(Stored data entries)
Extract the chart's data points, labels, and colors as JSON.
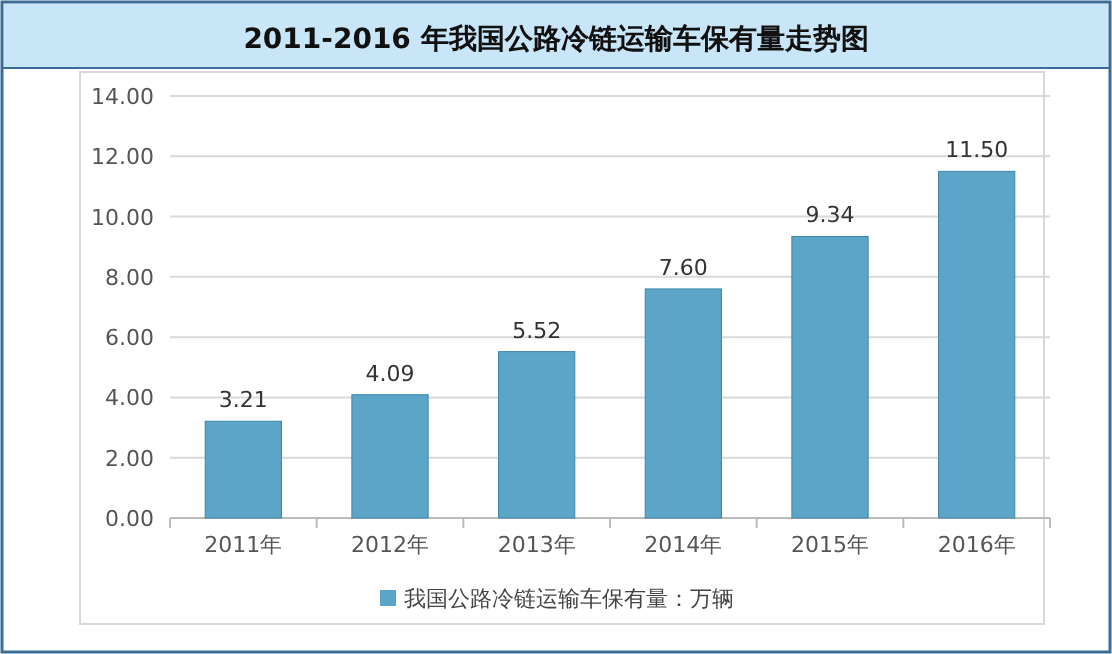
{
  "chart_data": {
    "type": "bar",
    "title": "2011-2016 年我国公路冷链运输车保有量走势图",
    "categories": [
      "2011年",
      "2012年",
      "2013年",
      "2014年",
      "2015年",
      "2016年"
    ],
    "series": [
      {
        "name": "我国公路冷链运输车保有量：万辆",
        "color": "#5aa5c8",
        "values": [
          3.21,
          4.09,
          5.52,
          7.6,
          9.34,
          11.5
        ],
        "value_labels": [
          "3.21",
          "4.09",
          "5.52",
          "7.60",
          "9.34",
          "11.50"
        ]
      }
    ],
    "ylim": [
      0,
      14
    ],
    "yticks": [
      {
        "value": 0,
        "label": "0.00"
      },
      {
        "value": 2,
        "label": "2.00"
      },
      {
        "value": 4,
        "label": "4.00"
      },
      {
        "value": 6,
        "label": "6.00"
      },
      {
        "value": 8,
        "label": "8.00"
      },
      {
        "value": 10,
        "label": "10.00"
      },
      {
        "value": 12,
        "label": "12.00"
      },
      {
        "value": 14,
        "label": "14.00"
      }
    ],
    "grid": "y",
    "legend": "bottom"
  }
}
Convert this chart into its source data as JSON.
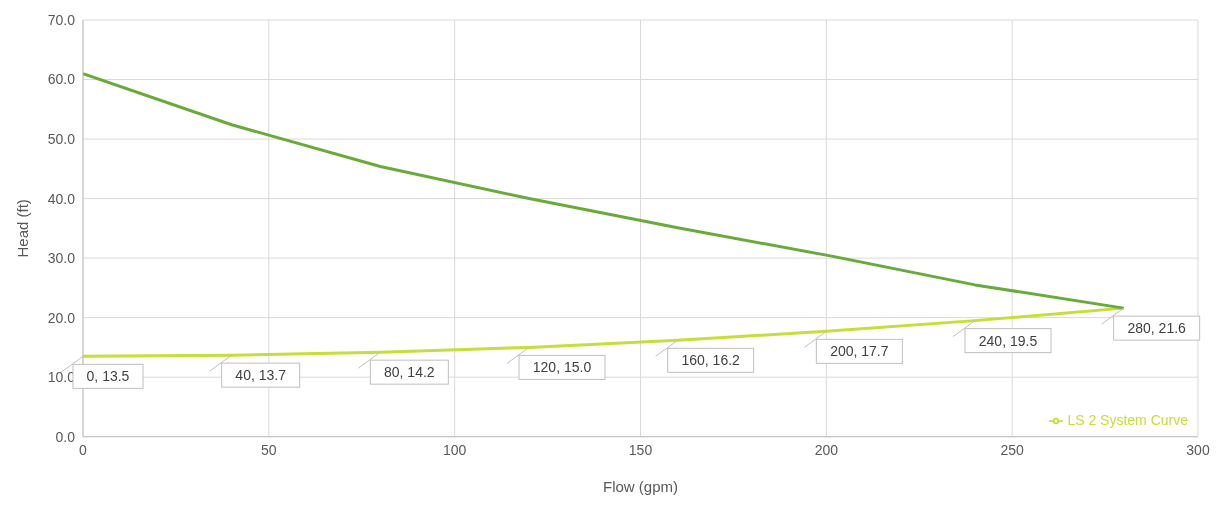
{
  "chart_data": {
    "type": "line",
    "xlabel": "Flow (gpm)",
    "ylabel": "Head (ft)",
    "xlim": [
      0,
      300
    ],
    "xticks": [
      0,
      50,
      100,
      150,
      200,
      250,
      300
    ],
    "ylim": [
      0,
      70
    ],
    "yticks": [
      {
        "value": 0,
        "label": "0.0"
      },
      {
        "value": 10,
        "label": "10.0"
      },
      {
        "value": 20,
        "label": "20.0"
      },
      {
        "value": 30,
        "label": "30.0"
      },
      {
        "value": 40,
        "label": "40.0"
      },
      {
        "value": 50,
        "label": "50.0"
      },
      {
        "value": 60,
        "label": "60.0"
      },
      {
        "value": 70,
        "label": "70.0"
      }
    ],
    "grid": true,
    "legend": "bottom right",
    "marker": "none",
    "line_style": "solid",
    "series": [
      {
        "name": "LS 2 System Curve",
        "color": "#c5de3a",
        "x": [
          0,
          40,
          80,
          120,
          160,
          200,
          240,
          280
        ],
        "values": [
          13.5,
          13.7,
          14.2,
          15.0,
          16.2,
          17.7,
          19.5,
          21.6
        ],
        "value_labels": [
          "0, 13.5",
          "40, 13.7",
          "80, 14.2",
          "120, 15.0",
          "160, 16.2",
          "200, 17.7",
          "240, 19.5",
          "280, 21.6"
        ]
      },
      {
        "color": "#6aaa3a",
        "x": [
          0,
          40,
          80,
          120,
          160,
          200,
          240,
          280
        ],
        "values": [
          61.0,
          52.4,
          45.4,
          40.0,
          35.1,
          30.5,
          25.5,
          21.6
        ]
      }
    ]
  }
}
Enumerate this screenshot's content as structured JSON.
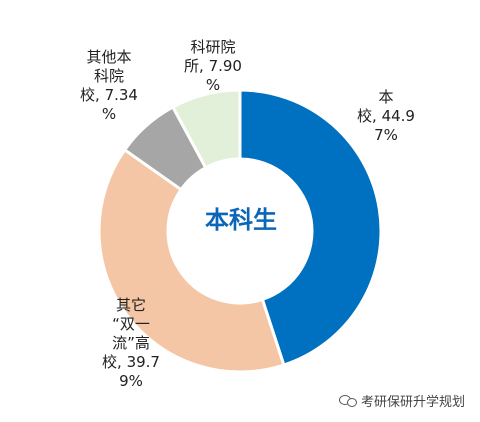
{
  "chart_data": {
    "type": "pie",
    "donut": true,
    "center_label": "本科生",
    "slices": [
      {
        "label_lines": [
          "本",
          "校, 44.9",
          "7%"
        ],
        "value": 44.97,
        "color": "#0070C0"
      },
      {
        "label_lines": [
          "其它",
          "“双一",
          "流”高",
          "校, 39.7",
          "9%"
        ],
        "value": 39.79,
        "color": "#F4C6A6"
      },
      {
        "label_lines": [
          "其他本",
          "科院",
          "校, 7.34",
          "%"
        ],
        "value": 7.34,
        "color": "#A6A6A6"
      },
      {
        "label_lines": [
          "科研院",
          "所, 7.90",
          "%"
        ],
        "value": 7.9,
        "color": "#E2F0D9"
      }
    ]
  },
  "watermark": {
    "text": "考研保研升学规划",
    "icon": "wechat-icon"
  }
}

**EXERCISE:** Except for the pictures, reproduce every line exactly.

**FINISHED TASK:**
Extract the chart's data points, labels, and colors as JSON.
{
  "chart_data": {
    "type": "bar",
    "title": "2011-2016 年我国公路冷链运输车保有量走势图",
    "categories": [
      "2011年",
      "2012年",
      "2013年",
      "2014年",
      "2015年",
      "2016年"
    ],
    "series": [
      {
        "name": "我国公路冷链运输车保有量：万辆",
        "color": "#5aa5c8",
        "values": [
          3.21,
          4.09,
          5.52,
          7.6,
          9.34,
          11.5
        ],
        "value_labels": [
          "3.21",
          "4.09",
          "5.52",
          "7.60",
          "9.34",
          "11.50"
        ]
      }
    ],
    "ylim": [
      0,
      14
    ],
    "yticks": [
      {
        "value": 0,
        "label": "0.00"
      },
      {
        "value": 2,
        "label": "2.00"
      },
      {
        "value": 4,
        "label": "4.00"
      },
      {
        "value": 6,
        "label": "6.00"
      },
      {
        "value": 8,
        "label": "8.00"
      },
      {
        "value": 10,
        "label": "10.00"
      },
      {
        "value": 12,
        "label": "12.00"
      },
      {
        "value": 14,
        "label": "14.00"
      }
    ],
    "grid": "y",
    "legend": "bottom"
  }
}
Convert this chart into its source data as JSON.
{
  "chart_data": {
    "type": "line",
    "xlabel": "Flow (gpm)",
    "ylabel": "Head (ft)",
    "xlim": [
      0,
      300
    ],
    "xticks": [
      0,
      50,
      100,
      150,
      200,
      250,
      300
    ],
    "ylim": [
      0,
      70
    ],
    "yticks": [
      {
        "value": 0,
        "label": "0.0"
      },
      {
        "value": 10,
        "label": "10.0"
      },
      {
        "value": 20,
        "label": "20.0"
      },
      {
        "value": 30,
        "label": "30.0"
      },
      {
        "value": 40,
        "label": "40.0"
      },
      {
        "value": 50,
        "label": "50.0"
      },
      {
        "value": 60,
        "label": "60.0"
      },
      {
        "value": 70,
        "label": "70.0"
      }
    ],
    "grid": true,
    "legend": "bottom right",
    "marker": "none",
    "line_style": "solid",
    "series": [
      {
        "name": "LS 2 System Curve",
        "color": "#c5de3a",
        "x": [
          0,
          40,
          80,
          120,
          160,
          200,
          240,
          280
        ],
        "values": [
          13.5,
          13.7,
          14.2,
          15.0,
          16.2,
          17.7,
          19.5,
          21.6
        ],
        "value_labels": [
          "0, 13.5",
          "40, 13.7",
          "80, 14.2",
          "120, 15.0",
          "160, 16.2",
          "200, 17.7",
          "240, 19.5",
          "280, 21.6"
        ]
      },
      {
        "color": "#6aaa3a",
        "x": [
          0,
          40,
          80,
          120,
          160,
          200,
          240,
          280
        ],
        "values": [
          61.0,
          52.4,
          45.4,
          40.0,
          35.1,
          30.5,
          25.5,
          21.6
        ]
      }
    ]
  }
}
Enumerate this screenshot's content as structured JSON.
{
  "chart_data": {
    "type": "pie",
    "donut": true,
    "center_label": "本科生",
    "slices": [
      {
        "label_lines": [
          "本",
          "校, 44.9",
          "7%"
        ],
        "value": 44.97,
        "color": "#0070C0"
      },
      {
        "label_lines": [
          "其它",
          "“双一",
          "流”高",
          "校, 39.7",
          "9%"
        ],
        "value": 39.79,
        "color": "#F4C6A6"
      },
      {
        "label_lines": [
          "其他本",
          "科院",
          "校, 7.34",
          "%"
        ],
        "value": 7.34,
        "color": "#A6A6A6"
      },
      {
        "label_lines": [
          "科研院",
          "所, 7.90",
          "%"
        ],
        "value": 7.9,
        "color": "#E2F0D9"
      }
    ]
  },
  "watermark": {
    "text": "考研保研升学规划",
    "icon": "wechat-icon"
  }
}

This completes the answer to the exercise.